● **What is being asked**
Your task is to copy every line of this material exactly.

Begin

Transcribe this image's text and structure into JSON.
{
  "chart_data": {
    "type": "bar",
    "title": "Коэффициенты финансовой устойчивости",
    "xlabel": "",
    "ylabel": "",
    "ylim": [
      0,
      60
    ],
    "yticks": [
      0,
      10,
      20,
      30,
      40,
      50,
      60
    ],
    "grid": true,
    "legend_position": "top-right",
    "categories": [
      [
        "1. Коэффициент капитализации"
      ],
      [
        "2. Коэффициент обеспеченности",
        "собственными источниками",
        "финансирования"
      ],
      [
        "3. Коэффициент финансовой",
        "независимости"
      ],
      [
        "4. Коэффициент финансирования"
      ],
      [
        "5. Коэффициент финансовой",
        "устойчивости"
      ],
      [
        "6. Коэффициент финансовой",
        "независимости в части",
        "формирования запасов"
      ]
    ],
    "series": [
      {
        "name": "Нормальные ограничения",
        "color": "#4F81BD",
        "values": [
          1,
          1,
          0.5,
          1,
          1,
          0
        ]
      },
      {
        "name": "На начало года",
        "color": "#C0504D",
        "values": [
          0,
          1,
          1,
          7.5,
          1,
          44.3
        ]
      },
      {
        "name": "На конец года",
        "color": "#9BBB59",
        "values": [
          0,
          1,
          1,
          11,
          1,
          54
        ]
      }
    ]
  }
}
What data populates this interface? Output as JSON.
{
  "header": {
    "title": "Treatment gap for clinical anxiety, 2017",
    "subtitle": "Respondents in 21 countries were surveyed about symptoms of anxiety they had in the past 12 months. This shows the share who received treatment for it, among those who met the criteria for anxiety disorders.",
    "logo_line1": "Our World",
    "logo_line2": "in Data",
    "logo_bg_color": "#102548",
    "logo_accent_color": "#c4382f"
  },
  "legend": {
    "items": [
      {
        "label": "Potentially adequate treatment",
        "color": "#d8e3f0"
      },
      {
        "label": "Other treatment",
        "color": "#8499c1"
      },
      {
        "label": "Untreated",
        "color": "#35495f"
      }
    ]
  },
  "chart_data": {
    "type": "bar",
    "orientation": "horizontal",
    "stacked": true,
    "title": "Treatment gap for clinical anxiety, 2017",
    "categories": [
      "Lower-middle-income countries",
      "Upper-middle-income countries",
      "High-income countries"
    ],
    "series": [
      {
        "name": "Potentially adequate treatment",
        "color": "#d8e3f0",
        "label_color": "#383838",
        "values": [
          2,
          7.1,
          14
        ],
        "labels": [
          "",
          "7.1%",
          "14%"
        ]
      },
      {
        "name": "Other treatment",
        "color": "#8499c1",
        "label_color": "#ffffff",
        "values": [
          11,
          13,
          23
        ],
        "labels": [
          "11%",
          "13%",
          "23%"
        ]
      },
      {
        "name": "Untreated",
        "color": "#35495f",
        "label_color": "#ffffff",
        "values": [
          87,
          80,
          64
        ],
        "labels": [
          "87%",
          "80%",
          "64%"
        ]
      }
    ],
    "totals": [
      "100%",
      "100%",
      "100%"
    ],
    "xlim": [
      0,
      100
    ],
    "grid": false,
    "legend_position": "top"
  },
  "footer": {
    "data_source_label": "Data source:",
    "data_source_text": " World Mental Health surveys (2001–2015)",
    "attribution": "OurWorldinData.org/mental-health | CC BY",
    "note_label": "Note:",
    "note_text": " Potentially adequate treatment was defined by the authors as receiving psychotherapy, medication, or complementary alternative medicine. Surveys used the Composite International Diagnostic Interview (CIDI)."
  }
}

End

● **The output**
Transcribe this image's text and structure into JSON.
{
  "chart_data": {
    "type": "bar",
    "title": "Коэффициенты финансовой устойчивости",
    "xlabel": "",
    "ylabel": "",
    "ylim": [
      0,
      60
    ],
    "yticks": [
      0,
      10,
      20,
      30,
      40,
      50,
      60
    ],
    "grid": true,
    "legend_position": "top-right",
    "categories": [
      [
        "1. Коэффициент капитализации"
      ],
      [
        "2. Коэффициент обеспеченности",
        "собственными источниками",
        "финансирования"
      ],
      [
        "3. Коэффициент финансовой",
        "независимости"
      ],
      [
        "4. Коэффициент финансирования"
      ],
      [
        "5. Коэффициент финансовой",
        "устойчивости"
      ],
      [
        "6. Коэффициент финансовой",
        "независимости в части",
        "формирования запасов"
      ]
    ],
    "series": [
      {
        "name": "Нормальные ограничения",
        "color": "#4F81BD",
        "values": [
          1,
          1,
          0.5,
          1,
          1,
          0
        ]
      },
      {
        "name": "На начало года",
        "color": "#C0504D",
        "values": [
          0,
          1,
          1,
          7.5,
          1,
          44.3
        ]
      },
      {
        "name": "На конец года",
        "color": "#9BBB59",
        "values": [
          0,
          1,
          1,
          11,
          1,
          54
        ]
      }
    ]
  }
}
What data populates this interface? Output as JSON.
{
  "header": {
    "title": "Treatment gap for clinical anxiety, 2017",
    "subtitle": "Respondents in 21 countries were surveyed about symptoms of anxiety they had in the past 12 months. This shows the share who received treatment for it, among those who met the criteria for anxiety disorders.",
    "logo_line1": "Our World",
    "logo_line2": "in Data",
    "logo_bg_color": "#102548",
    "logo_accent_color": "#c4382f"
  },
  "legend": {
    "items": [
      {
        "label": "Potentially adequate treatment",
        "color": "#d8e3f0"
      },
      {
        "label": "Other treatment",
        "color": "#8499c1"
      },
      {
        "label": "Untreated",
        "color": "#35495f"
      }
    ]
  },
  "chart_data": {
    "type": "bar",
    "orientation": "horizontal",
    "stacked": true,
    "title": "Treatment gap for clinical anxiety, 2017",
    "categories": [
      "Lower-middle-income countries",
      "Upper-middle-income countries",
      "High-income countries"
    ],
    "series": [
      {
        "name": "Potentially adequate treatment",
        "color": "#d8e3f0",
        "label_color": "#383838",
        "values": [
          2,
          7.1,
          14
        ],
        "labels": [
          "",
          "7.1%",
          "14%"
        ]
      },
      {
        "name": "Other treatment",
        "color": "#8499c1",
        "label_color": "#ffffff",
        "values": [
          11,
          13,
          23
        ],
        "labels": [
          "11%",
          "13%",
          "23%"
        ]
      },
      {
        "name": "Untreated",
        "color": "#35495f",
        "label_color": "#ffffff",
        "values": [
          87,
          80,
          64
        ],
        "labels": [
          "87%",
          "80%",
          "64%"
        ]
      }
    ],
    "totals": [
      "100%",
      "100%",
      "100%"
    ],
    "xlim": [
      0,
      100
    ],
    "grid": false,
    "legend_position": "top"
  },
  "footer": {
    "data_source_label": "Data source:",
    "data_source_text": " World Mental Health surveys (2001–2015)",
    "attribution": "OurWorldinData.org/mental-health | CC BY",
    "note_label": "Note:",
    "note_text": " Potentially adequate treatment was defined by the authors as receiving psychotherapy, medication, or complementary alternative medicine. Surveys used the Composite International Diagnostic Interview (CIDI)."
  }
}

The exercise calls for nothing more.